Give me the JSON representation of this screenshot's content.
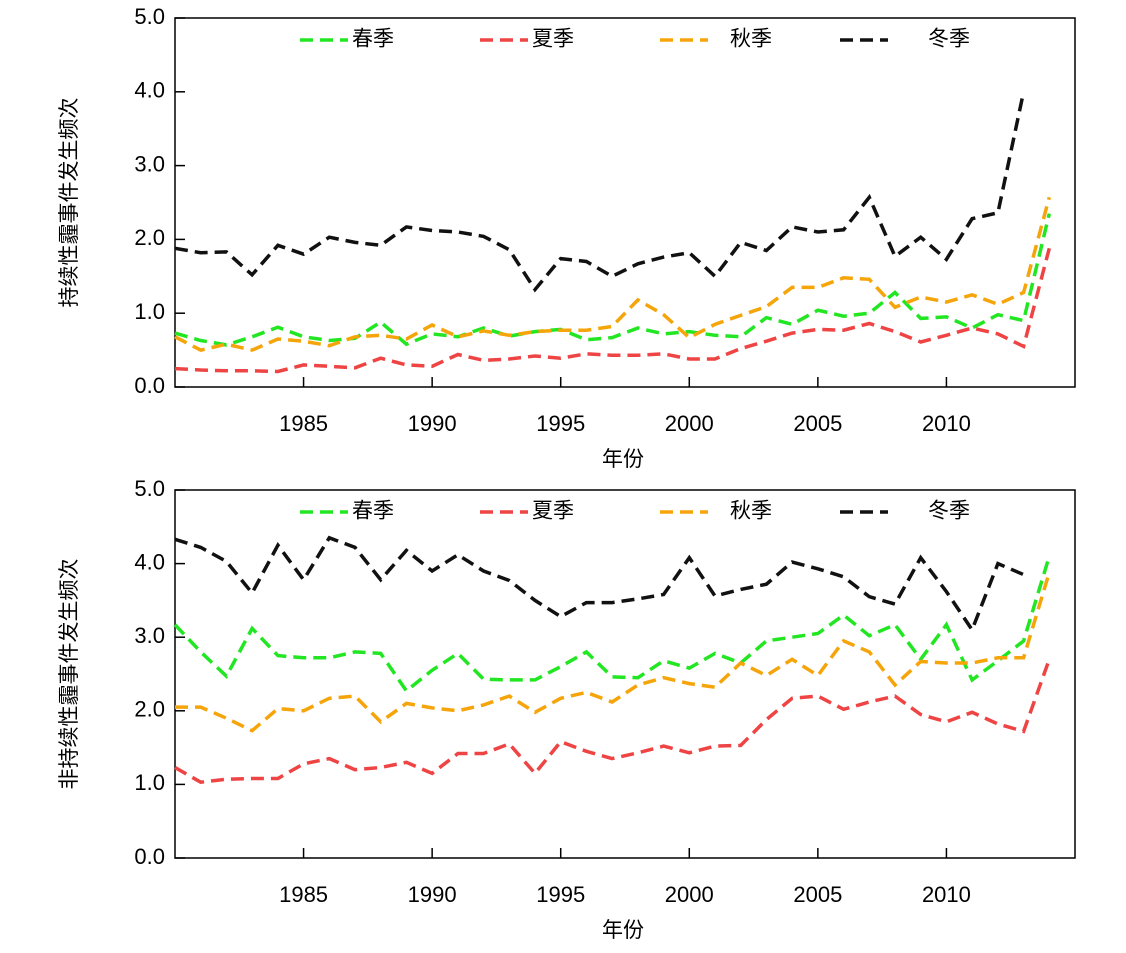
{
  "chart_data": [
    {
      "type": "line",
      "ylabel": "持续性霾事件发生频次",
      "xlabel": "年份",
      "x": [
        1980,
        1981,
        1982,
        1983,
        1984,
        1985,
        1986,
        1987,
        1988,
        1989,
        1990,
        1991,
        1992,
        1993,
        1994,
        1995,
        1996,
        1997,
        1998,
        1999,
        2000,
        2001,
        2002,
        2003,
        2004,
        2005,
        2006,
        2007,
        2008,
        2009,
        2010,
        2011,
        2012,
        2013,
        2014
      ],
      "xlim": [
        1980,
        2015
      ],
      "xticks": [
        1985,
        1990,
        1995,
        2000,
        2005,
        2010
      ],
      "ylim": [
        0,
        5
      ],
      "yticks": [
        {
          "value": 0,
          "label": "0.0"
        },
        {
          "value": 1,
          "label": "1.0"
        },
        {
          "value": 2,
          "label": "2.0"
        },
        {
          "value": 3,
          "label": "3.0"
        },
        {
          "value": 4,
          "label": "4.0"
        },
        {
          "value": 5,
          "label": "5.0"
        }
      ],
      "grid": false,
      "legend": "top",
      "series": [
        {
          "name": "春季",
          "color": "#22e622",
          "values": [
            0.73,
            0.63,
            0.57,
            0.68,
            0.81,
            0.68,
            0.63,
            0.66,
            0.88,
            0.58,
            0.72,
            0.68,
            0.8,
            0.69,
            0.75,
            0.78,
            0.64,
            0.67,
            0.8,
            0.72,
            0.75,
            0.7,
            0.68,
            0.94,
            0.85,
            1.04,
            0.96,
            1.0,
            1.28,
            0.93,
            0.95,
            0.8,
            0.98,
            0.9,
            2.35
          ]
        },
        {
          "name": "夏季",
          "color": "#ee4444",
          "values": [
            0.25,
            0.23,
            0.22,
            0.22,
            0.21,
            0.3,
            0.28,
            0.26,
            0.39,
            0.3,
            0.28,
            0.44,
            0.36,
            0.38,
            0.42,
            0.39,
            0.45,
            0.43,
            0.43,
            0.45,
            0.38,
            0.38,
            0.52,
            0.62,
            0.73,
            0.78,
            0.77,
            0.86,
            0.75,
            0.61,
            0.7,
            0.8,
            0.72,
            0.55,
            1.88
          ]
        },
        {
          "name": "秋季",
          "color": "#f5a50a",
          "values": [
            0.68,
            0.5,
            0.58,
            0.5,
            0.65,
            0.62,
            0.56,
            0.68,
            0.7,
            0.65,
            0.84,
            0.68,
            0.76,
            0.7,
            0.75,
            0.77,
            0.77,
            0.82,
            1.18,
            0.98,
            0.67,
            0.85,
            0.97,
            1.09,
            1.35,
            1.35,
            1.48,
            1.46,
            1.08,
            1.22,
            1.15,
            1.25,
            1.12,
            1.28,
            2.57
          ]
        },
        {
          "name": "冬季",
          "color": "#111111",
          "values": [
            1.88,
            1.82,
            1.83,
            1.52,
            1.92,
            1.8,
            2.03,
            1.96,
            1.92,
            2.17,
            2.12,
            2.1,
            2.04,
            1.86,
            1.32,
            1.74,
            1.7,
            1.5,
            1.67,
            1.76,
            1.82,
            1.5,
            1.96,
            1.85,
            2.17,
            2.1,
            2.13,
            2.57,
            1.77,
            2.03,
            1.73,
            2.28,
            2.36,
            4.0,
            null
          ]
        }
      ]
    },
    {
      "type": "line",
      "ylabel": "非持续性霾事件发生频次",
      "xlabel": "年份",
      "x": [
        1980,
        1981,
        1982,
        1983,
        1984,
        1985,
        1986,
        1987,
        1988,
        1989,
        1990,
        1991,
        1992,
        1993,
        1994,
        1995,
        1996,
        1997,
        1998,
        1999,
        2000,
        2001,
        2002,
        2003,
        2004,
        2005,
        2006,
        2007,
        2008,
        2009,
        2010,
        2011,
        2012,
        2013,
        2014
      ],
      "xlim": [
        1980,
        2015
      ],
      "xticks": [
        1985,
        1990,
        1995,
        2000,
        2005,
        2010
      ],
      "ylim": [
        0,
        5
      ],
      "yticks": [
        {
          "value": 0,
          "label": "0.0"
        },
        {
          "value": 1,
          "label": "1.0"
        },
        {
          "value": 2,
          "label": "2.0"
        },
        {
          "value": 3,
          "label": "3.0"
        },
        {
          "value": 4,
          "label": "4.0"
        },
        {
          "value": 5,
          "label": "5.0"
        }
      ],
      "grid": false,
      "legend": "top",
      "series": [
        {
          "name": "春季",
          "color": "#22e622",
          "values": [
            3.17,
            2.8,
            2.47,
            3.12,
            2.75,
            2.72,
            2.72,
            2.8,
            2.78,
            2.27,
            2.55,
            2.78,
            2.43,
            2.42,
            2.42,
            2.6,
            2.8,
            2.46,
            2.45,
            2.68,
            2.58,
            2.78,
            2.65,
            2.95,
            3.0,
            3.05,
            3.3,
            3.02,
            3.17,
            2.7,
            3.17,
            2.42,
            2.68,
            2.95,
            4.1
          ]
        },
        {
          "name": "夏季",
          "color": "#ee4444",
          "values": [
            1.23,
            1.03,
            1.07,
            1.08,
            1.08,
            1.28,
            1.35,
            1.2,
            1.23,
            1.3,
            1.15,
            1.42,
            1.42,
            1.55,
            1.15,
            1.58,
            1.45,
            1.35,
            1.43,
            1.52,
            1.43,
            1.52,
            1.53,
            1.88,
            2.17,
            2.2,
            2.02,
            2.12,
            2.2,
            1.95,
            1.85,
            1.98,
            1.82,
            1.72,
            2.7
          ]
        },
        {
          "name": "秋季",
          "color": "#f5a50a",
          "values": [
            2.05,
            2.05,
            1.9,
            1.73,
            2.03,
            2.0,
            2.17,
            2.2,
            1.85,
            2.1,
            2.04,
            2.0,
            2.08,
            2.2,
            1.98,
            2.17,
            2.25,
            2.12,
            2.35,
            2.45,
            2.37,
            2.32,
            2.65,
            2.48,
            2.7,
            2.48,
            2.95,
            2.8,
            2.35,
            2.67,
            2.65,
            2.65,
            2.72,
            2.72,
            3.88
          ]
        },
        {
          "name": "冬季",
          "color": "#111111",
          "values": [
            4.33,
            4.22,
            4.03,
            3.6,
            4.25,
            3.78,
            4.35,
            4.22,
            3.78,
            4.18,
            3.9,
            4.12,
            3.9,
            3.77,
            3.5,
            3.28,
            3.47,
            3.47,
            3.52,
            3.58,
            4.08,
            3.56,
            3.65,
            3.72,
            4.02,
            3.93,
            3.82,
            3.55,
            3.45,
            4.08,
            3.62,
            3.1,
            4.0,
            3.85,
            null
          ]
        }
      ]
    }
  ]
}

━━━━━━━━━━

## Instructions to follow
All of the material above needs to be restated exactly, with no pictures.

## Final result
Give me the JSON representation of this screenshot's content.
{
  "chart_data": [
    {
      "type": "line",
      "ylabel": "持续性霾事件发生频次",
      "xlabel": "年份",
      "x": [
        1980,
        1981,
        1982,
        1983,
        1984,
        1985,
        1986,
        1987,
        1988,
        1989,
        1990,
        1991,
        1992,
        1993,
        1994,
        1995,
        1996,
        1997,
        1998,
        1999,
        2000,
        2001,
        2002,
        2003,
        2004,
        2005,
        2006,
        2007,
        2008,
        2009,
        2010,
        2011,
        2012,
        2013,
        2014
      ],
      "xlim": [
        1980,
        2015
      ],
      "xticks": [
        1985,
        1990,
        1995,
        2000,
        2005,
        2010
      ],
      "ylim": [
        0,
        5
      ],
      "yticks": [
        {
          "value": 0,
          "label": "0.0"
        },
        {
          "value": 1,
          "label": "1.0"
        },
        {
          "value": 2,
          "label": "2.0"
        },
        {
          "value": 3,
          "label": "3.0"
        },
        {
          "value": 4,
          "label": "4.0"
        },
        {
          "value": 5,
          "label": "5.0"
        }
      ],
      "grid": false,
      "legend": "top",
      "series": [
        {
          "name": "春季",
          "color": "#22e622",
          "values": [
            0.73,
            0.63,
            0.57,
            0.68,
            0.81,
            0.68,
            0.63,
            0.66,
            0.88,
            0.58,
            0.72,
            0.68,
            0.8,
            0.69,
            0.75,
            0.78,
            0.64,
            0.67,
            0.8,
            0.72,
            0.75,
            0.7,
            0.68,
            0.94,
            0.85,
            1.04,
            0.96,
            1.0,
            1.28,
            0.93,
            0.95,
            0.8,
            0.98,
            0.9,
            2.35
          ]
        },
        {
          "name": "夏季",
          "color": "#ee4444",
          "values": [
            0.25,
            0.23,
            0.22,
            0.22,
            0.21,
            0.3,
            0.28,
            0.26,
            0.39,
            0.3,
            0.28,
            0.44,
            0.36,
            0.38,
            0.42,
            0.39,
            0.45,
            0.43,
            0.43,
            0.45,
            0.38,
            0.38,
            0.52,
            0.62,
            0.73,
            0.78,
            0.77,
            0.86,
            0.75,
            0.61,
            0.7,
            0.8,
            0.72,
            0.55,
            1.88
          ]
        },
        {
          "name": "秋季",
          "color": "#f5a50a",
          "values": [
            0.68,
            0.5,
            0.58,
            0.5,
            0.65,
            0.62,
            0.56,
            0.68,
            0.7,
            0.65,
            0.84,
            0.68,
            0.76,
            0.7,
            0.75,
            0.77,
            0.77,
            0.82,
            1.18,
            0.98,
            0.67,
            0.85,
            0.97,
            1.09,
            1.35,
            1.35,
            1.48,
            1.46,
            1.08,
            1.22,
            1.15,
            1.25,
            1.12,
            1.28,
            2.57
          ]
        },
        {
          "name": "冬季",
          "color": "#111111",
          "values": [
            1.88,
            1.82,
            1.83,
            1.52,
            1.92,
            1.8,
            2.03,
            1.96,
            1.92,
            2.17,
            2.12,
            2.1,
            2.04,
            1.86,
            1.32,
            1.74,
            1.7,
            1.5,
            1.67,
            1.76,
            1.82,
            1.5,
            1.96,
            1.85,
            2.17,
            2.1,
            2.13,
            2.57,
            1.77,
            2.03,
            1.73,
            2.28,
            2.36,
            4.0,
            null
          ]
        }
      ]
    },
    {
      "type": "line",
      "ylabel": "非持续性霾事件发生频次",
      "xlabel": "年份",
      "x": [
        1980,
        1981,
        1982,
        1983,
        1984,
        1985,
        1986,
        1987,
        1988,
        1989,
        1990,
        1991,
        1992,
        1993,
        1994,
        1995,
        1996,
        1997,
        1998,
        1999,
        2000,
        2001,
        2002,
        2003,
        2004,
        2005,
        2006,
        2007,
        2008,
        2009,
        2010,
        2011,
        2012,
        2013,
        2014
      ],
      "xlim": [
        1980,
        2015
      ],
      "xticks": [
        1985,
        1990,
        1995,
        2000,
        2005,
        2010
      ],
      "ylim": [
        0,
        5
      ],
      "yticks": [
        {
          "value": 0,
          "label": "0.0"
        },
        {
          "value": 1,
          "label": "1.0"
        },
        {
          "value": 2,
          "label": "2.0"
        },
        {
          "value": 3,
          "label": "3.0"
        },
        {
          "value": 4,
          "label": "4.0"
        },
        {
          "value": 5,
          "label": "5.0"
        }
      ],
      "grid": false,
      "legend": "top",
      "series": [
        {
          "name": "春季",
          "color": "#22e622",
          "values": [
            3.17,
            2.8,
            2.47,
            3.12,
            2.75,
            2.72,
            2.72,
            2.8,
            2.78,
            2.27,
            2.55,
            2.78,
            2.43,
            2.42,
            2.42,
            2.6,
            2.8,
            2.46,
            2.45,
            2.68,
            2.58,
            2.78,
            2.65,
            2.95,
            3.0,
            3.05,
            3.3,
            3.02,
            3.17,
            2.7,
            3.17,
            2.42,
            2.68,
            2.95,
            4.1
          ]
        },
        {
          "name": "夏季",
          "color": "#ee4444",
          "values": [
            1.23,
            1.03,
            1.07,
            1.08,
            1.08,
            1.28,
            1.35,
            1.2,
            1.23,
            1.3,
            1.15,
            1.42,
            1.42,
            1.55,
            1.15,
            1.58,
            1.45,
            1.35,
            1.43,
            1.52,
            1.43,
            1.52,
            1.53,
            1.88,
            2.17,
            2.2,
            2.02,
            2.12,
            2.2,
            1.95,
            1.85,
            1.98,
            1.82,
            1.72,
            2.7
          ]
        },
        {
          "name": "秋季",
          "color": "#f5a50a",
          "values": [
            2.05,
            2.05,
            1.9,
            1.73,
            2.03,
            2.0,
            2.17,
            2.2,
            1.85,
            2.1,
            2.04,
            2.0,
            2.08,
            2.2,
            1.98,
            2.17,
            2.25,
            2.12,
            2.35,
            2.45,
            2.37,
            2.32,
            2.65,
            2.48,
            2.7,
            2.48,
            2.95,
            2.8,
            2.35,
            2.67,
            2.65,
            2.65,
            2.72,
            2.72,
            3.88
          ]
        },
        {
          "name": "冬季",
          "color": "#111111",
          "values": [
            4.33,
            4.22,
            4.03,
            3.6,
            4.25,
            3.78,
            4.35,
            4.22,
            3.78,
            4.18,
            3.9,
            4.12,
            3.9,
            3.77,
            3.5,
            3.28,
            3.47,
            3.47,
            3.52,
            3.58,
            4.08,
            3.56,
            3.65,
            3.72,
            4.02,
            3.93,
            3.82,
            3.55,
            3.45,
            4.08,
            3.62,
            3.1,
            4.0,
            3.85,
            null
          ]
        }
      ]
    }
  ]
}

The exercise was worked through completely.